Given problem -> Provide only the number of lines in the data below that contain the string "Горка".

Available records ->
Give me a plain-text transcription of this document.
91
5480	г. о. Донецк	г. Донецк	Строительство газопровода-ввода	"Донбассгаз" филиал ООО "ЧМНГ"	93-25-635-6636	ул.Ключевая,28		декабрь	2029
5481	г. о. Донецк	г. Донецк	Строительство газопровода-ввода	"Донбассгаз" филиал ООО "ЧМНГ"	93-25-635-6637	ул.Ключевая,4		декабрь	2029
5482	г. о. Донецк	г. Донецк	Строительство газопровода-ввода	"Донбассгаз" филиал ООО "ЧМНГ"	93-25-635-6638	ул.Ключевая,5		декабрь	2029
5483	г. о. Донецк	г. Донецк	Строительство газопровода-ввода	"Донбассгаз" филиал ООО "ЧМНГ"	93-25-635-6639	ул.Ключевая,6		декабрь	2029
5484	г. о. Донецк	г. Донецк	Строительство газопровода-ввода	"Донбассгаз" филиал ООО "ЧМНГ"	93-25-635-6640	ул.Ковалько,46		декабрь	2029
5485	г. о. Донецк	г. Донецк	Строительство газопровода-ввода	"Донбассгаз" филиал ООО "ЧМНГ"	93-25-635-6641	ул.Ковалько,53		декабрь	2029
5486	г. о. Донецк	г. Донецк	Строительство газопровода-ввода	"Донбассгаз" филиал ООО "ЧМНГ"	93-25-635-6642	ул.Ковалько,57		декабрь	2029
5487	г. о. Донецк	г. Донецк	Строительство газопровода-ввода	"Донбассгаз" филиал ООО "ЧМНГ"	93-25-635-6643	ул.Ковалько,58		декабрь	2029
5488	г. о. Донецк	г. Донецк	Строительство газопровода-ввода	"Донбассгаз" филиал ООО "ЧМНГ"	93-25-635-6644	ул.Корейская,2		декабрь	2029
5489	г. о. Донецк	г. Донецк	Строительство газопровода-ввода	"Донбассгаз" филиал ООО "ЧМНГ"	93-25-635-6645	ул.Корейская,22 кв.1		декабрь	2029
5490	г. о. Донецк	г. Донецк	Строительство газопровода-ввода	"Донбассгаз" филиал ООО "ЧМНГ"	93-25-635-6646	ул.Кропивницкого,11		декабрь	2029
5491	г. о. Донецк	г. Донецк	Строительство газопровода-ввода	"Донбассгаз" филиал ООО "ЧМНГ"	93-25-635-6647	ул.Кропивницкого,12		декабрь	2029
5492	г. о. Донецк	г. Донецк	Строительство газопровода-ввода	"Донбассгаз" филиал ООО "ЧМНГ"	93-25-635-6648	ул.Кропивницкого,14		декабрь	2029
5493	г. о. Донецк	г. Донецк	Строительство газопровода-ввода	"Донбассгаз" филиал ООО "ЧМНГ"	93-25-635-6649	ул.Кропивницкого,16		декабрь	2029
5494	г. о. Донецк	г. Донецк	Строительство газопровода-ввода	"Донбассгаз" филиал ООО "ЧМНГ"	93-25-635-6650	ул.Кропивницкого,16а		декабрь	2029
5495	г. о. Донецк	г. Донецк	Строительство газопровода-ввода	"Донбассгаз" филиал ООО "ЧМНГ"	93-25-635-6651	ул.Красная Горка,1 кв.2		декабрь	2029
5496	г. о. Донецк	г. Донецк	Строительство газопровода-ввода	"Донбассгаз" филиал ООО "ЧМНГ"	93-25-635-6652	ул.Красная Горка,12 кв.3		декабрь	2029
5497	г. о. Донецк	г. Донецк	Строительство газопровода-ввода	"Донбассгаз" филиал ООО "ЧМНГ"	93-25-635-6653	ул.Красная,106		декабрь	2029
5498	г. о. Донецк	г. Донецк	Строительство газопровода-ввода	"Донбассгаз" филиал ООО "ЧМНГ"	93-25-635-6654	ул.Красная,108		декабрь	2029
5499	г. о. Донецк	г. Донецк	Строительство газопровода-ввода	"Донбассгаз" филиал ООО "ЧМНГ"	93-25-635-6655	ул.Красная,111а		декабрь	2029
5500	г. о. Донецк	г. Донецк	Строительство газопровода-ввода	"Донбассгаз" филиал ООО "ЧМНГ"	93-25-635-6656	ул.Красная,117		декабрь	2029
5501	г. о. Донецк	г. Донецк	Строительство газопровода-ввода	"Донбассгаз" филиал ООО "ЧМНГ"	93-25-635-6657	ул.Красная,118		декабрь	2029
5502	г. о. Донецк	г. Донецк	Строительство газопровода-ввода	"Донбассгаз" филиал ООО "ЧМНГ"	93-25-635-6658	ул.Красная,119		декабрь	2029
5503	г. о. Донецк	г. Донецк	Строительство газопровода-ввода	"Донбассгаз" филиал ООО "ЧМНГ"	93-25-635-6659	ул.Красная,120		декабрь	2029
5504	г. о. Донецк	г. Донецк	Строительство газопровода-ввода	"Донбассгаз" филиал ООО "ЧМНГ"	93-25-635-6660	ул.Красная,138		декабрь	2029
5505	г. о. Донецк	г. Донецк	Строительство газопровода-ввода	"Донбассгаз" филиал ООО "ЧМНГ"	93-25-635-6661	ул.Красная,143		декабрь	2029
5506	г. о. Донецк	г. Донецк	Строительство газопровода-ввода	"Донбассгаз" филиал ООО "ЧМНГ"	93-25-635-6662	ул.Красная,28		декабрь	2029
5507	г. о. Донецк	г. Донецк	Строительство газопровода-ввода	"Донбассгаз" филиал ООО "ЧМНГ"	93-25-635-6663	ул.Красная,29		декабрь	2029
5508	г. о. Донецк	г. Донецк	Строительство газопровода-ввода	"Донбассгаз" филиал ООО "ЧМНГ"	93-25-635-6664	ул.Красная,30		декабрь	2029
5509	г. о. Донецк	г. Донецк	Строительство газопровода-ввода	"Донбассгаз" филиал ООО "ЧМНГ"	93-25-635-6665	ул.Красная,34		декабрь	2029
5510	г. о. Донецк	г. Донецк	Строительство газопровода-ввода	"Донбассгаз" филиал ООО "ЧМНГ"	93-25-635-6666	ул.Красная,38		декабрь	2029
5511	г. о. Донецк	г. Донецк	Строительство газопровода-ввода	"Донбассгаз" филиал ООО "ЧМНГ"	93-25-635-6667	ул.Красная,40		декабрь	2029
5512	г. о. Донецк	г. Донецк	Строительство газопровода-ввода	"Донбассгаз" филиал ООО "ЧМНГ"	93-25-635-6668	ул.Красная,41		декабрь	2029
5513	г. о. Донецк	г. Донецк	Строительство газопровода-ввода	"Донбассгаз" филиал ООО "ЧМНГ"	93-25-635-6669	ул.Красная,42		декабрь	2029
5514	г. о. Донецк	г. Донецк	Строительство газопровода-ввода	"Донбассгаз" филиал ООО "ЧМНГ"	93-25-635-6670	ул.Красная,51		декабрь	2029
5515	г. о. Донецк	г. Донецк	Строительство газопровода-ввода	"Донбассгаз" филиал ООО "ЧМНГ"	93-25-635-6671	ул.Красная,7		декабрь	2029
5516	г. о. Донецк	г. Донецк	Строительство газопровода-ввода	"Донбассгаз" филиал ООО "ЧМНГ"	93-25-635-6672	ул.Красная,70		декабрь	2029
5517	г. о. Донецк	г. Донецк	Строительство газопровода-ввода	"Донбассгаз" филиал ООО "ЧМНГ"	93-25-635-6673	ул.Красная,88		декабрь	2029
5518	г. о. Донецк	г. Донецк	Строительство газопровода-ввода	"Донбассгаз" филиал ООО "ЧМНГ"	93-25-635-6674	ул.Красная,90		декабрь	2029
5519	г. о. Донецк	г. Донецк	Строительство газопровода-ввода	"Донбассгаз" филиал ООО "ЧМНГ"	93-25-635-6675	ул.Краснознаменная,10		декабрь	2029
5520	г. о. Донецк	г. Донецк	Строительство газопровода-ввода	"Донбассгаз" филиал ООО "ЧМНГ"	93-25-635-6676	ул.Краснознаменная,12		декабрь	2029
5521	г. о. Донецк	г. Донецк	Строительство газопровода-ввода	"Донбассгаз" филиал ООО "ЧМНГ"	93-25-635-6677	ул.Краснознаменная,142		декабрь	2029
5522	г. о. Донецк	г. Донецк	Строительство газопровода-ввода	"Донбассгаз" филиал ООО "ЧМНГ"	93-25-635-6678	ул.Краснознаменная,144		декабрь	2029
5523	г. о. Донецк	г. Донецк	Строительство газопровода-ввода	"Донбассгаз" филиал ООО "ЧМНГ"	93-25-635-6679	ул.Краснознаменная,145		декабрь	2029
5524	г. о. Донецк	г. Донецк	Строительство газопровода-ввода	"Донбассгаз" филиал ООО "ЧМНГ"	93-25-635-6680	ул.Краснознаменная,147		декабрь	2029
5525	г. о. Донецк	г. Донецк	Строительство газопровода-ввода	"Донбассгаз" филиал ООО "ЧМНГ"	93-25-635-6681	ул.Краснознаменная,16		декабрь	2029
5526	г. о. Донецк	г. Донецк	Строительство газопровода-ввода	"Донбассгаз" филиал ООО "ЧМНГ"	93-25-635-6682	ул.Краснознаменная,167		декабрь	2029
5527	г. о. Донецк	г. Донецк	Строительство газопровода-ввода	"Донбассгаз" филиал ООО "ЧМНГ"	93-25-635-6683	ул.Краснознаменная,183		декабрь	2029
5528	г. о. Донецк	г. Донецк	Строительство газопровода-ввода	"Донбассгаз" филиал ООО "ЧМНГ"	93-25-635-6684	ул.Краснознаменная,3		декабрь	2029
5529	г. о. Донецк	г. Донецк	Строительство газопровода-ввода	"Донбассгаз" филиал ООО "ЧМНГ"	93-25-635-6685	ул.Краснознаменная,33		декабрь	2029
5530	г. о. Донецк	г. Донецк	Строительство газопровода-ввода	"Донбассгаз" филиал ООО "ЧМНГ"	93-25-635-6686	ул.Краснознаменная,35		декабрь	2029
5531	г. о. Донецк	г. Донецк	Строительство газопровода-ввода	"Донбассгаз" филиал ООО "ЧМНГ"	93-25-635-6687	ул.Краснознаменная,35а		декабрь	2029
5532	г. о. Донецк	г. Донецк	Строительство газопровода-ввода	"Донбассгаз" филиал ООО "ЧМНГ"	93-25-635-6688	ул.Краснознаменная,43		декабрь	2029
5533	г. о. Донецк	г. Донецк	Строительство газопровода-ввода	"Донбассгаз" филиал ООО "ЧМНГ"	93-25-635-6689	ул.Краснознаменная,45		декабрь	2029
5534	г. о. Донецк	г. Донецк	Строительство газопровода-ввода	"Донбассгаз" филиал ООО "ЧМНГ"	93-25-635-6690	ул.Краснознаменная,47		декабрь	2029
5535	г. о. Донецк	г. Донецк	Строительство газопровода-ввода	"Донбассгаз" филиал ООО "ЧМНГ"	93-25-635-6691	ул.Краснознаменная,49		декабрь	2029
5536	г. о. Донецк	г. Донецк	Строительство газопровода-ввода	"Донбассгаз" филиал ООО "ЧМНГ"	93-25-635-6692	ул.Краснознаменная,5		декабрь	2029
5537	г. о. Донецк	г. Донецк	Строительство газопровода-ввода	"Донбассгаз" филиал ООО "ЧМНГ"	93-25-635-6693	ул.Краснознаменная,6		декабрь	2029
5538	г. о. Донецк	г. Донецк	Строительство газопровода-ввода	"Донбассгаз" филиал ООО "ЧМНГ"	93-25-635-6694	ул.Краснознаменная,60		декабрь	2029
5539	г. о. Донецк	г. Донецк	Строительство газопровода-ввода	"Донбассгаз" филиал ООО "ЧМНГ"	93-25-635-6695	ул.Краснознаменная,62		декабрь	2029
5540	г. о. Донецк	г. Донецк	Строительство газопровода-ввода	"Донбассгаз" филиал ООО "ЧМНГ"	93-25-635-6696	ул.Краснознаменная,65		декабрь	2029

Written response -> 2